> [Goal]: Return the listing below in full, with every line exactly as it is.

-- START OF Material supplied --

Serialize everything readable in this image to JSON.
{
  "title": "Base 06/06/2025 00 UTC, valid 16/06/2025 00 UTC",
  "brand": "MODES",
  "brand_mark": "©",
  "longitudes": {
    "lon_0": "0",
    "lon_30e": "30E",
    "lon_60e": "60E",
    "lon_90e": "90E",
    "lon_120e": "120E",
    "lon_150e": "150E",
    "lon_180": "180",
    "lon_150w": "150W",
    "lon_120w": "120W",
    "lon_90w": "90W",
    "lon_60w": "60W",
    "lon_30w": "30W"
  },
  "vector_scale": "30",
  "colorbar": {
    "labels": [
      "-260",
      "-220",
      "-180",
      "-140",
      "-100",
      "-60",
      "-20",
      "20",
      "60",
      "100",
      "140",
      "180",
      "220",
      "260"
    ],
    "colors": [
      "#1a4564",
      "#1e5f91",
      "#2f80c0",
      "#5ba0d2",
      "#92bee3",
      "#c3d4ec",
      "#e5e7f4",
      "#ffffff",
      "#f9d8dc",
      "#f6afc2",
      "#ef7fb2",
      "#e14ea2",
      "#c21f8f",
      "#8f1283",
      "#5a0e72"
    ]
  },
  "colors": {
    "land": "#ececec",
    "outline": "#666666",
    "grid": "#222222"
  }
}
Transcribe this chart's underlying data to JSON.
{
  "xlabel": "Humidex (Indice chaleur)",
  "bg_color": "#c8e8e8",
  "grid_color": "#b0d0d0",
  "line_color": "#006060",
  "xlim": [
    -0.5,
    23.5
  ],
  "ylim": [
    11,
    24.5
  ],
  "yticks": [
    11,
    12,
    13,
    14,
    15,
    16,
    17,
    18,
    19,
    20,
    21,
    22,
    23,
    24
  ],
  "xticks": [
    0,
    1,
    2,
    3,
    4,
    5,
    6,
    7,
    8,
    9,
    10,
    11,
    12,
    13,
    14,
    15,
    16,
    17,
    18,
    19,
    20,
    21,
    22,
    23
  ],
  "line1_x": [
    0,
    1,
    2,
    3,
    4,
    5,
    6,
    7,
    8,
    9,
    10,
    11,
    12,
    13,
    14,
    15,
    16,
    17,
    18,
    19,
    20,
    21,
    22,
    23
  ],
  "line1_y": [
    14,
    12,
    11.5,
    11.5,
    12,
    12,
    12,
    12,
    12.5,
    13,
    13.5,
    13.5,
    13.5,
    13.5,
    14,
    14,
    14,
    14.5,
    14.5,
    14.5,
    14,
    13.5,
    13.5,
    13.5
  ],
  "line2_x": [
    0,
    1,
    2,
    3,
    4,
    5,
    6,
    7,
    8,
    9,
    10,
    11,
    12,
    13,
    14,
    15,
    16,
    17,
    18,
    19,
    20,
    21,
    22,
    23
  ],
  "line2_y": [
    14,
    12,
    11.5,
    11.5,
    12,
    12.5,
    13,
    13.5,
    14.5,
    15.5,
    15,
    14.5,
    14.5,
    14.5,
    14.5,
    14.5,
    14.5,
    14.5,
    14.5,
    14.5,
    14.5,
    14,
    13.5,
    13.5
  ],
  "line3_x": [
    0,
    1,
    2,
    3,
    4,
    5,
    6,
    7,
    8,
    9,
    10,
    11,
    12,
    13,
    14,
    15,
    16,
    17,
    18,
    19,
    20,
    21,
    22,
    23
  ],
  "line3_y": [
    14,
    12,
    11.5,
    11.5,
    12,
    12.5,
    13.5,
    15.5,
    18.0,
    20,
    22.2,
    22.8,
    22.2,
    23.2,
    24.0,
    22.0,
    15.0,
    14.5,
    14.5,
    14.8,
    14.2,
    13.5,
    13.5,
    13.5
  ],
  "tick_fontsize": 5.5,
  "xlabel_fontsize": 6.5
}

-- END OF Material supplied --

> [Task result]:
Serialize everything readable in this image to JSON.
{
  "title": "Base 06/06/2025 00 UTC, valid 16/06/2025 00 UTC",
  "brand": "MODES",
  "brand_mark": "©",
  "longitudes": {
    "lon_0": "0",
    "lon_30e": "30E",
    "lon_60e": "60E",
    "lon_90e": "90E",
    "lon_120e": "120E",
    "lon_150e": "150E",
    "lon_180": "180",
    "lon_150w": "150W",
    "lon_120w": "120W",
    "lon_90w": "90W",
    "lon_60w": "60W",
    "lon_30w": "30W"
  },
  "vector_scale": "30",
  "colorbar": {
    "labels": [
      "-260",
      "-220",
      "-180",
      "-140",
      "-100",
      "-60",
      "-20",
      "20",
      "60",
      "100",
      "140",
      "180",
      "220",
      "260"
    ],
    "colors": [
      "#1a4564",
      "#1e5f91",
      "#2f80c0",
      "#5ba0d2",
      "#92bee3",
      "#c3d4ec",
      "#e5e7f4",
      "#ffffff",
      "#f9d8dc",
      "#f6afc2",
      "#ef7fb2",
      "#e14ea2",
      "#c21f8f",
      "#8f1283",
      "#5a0e72"
    ]
  },
  "colors": {
    "land": "#ececec",
    "outline": "#666666",
    "grid": "#222222"
  }
}
Transcribe this chart's underlying data to JSON.
{
  "xlabel": "Humidex (Indice chaleur)",
  "bg_color": "#c8e8e8",
  "grid_color": "#b0d0d0",
  "line_color": "#006060",
  "xlim": [
    -0.5,
    23.5
  ],
  "ylim": [
    11,
    24.5
  ],
  "yticks": [
    11,
    12,
    13,
    14,
    15,
    16,
    17,
    18,
    19,
    20,
    21,
    22,
    23,
    24
  ],
  "xticks": [
    0,
    1,
    2,
    3,
    4,
    5,
    6,
    7,
    8,
    9,
    10,
    11,
    12,
    13,
    14,
    15,
    16,
    17,
    18,
    19,
    20,
    21,
    22,
    23
  ],
  "line1_x": [
    0,
    1,
    2,
    3,
    4,
    5,
    6,
    7,
    8,
    9,
    10,
    11,
    12,
    13,
    14,
    15,
    16,
    17,
    18,
    19,
    20,
    21,
    22,
    23
  ],
  "line1_y": [
    14,
    12,
    11.5,
    11.5,
    12,
    12,
    12,
    12,
    12.5,
    13,
    13.5,
    13.5,
    13.5,
    13.5,
    14,
    14,
    14,
    14.5,
    14.5,
    14.5,
    14,
    13.5,
    13.5,
    13.5
  ],
  "line2_x": [
    0,
    1,
    2,
    3,
    4,
    5,
    6,
    7,
    8,
    9,
    10,
    11,
    12,
    13,
    14,
    15,
    16,
    17,
    18,
    19,
    20,
    21,
    22,
    23
  ],
  "line2_y": [
    14,
    12,
    11.5,
    11.5,
    12,
    12.5,
    13,
    13.5,
    14.5,
    15.5,
    15,
    14.5,
    14.5,
    14.5,
    14.5,
    14.5,
    14.5,
    14.5,
    14.5,
    14.5,
    14.5,
    14,
    13.5,
    13.5
  ],
  "line3_x": [
    0,
    1,
    2,
    3,
    4,
    5,
    6,
    7,
    8,
    9,
    10,
    11,
    12,
    13,
    14,
    15,
    16,
    17,
    18,
    19,
    20,
    21,
    22,
    23
  ],
  "line3_y": [
    14,
    12,
    11.5,
    11.5,
    12,
    12.5,
    13.5,
    15.5,
    18.0,
    20,
    22.2,
    22.8,
    22.2,
    23.2,
    24.0,
    22.0,
    15.0,
    14.5,
    14.5,
    14.8,
    14.2,
    13.5,
    13.5,
    13.5
  ],
  "tick_fontsize": 5.5,
  "xlabel_fontsize": 6.5
}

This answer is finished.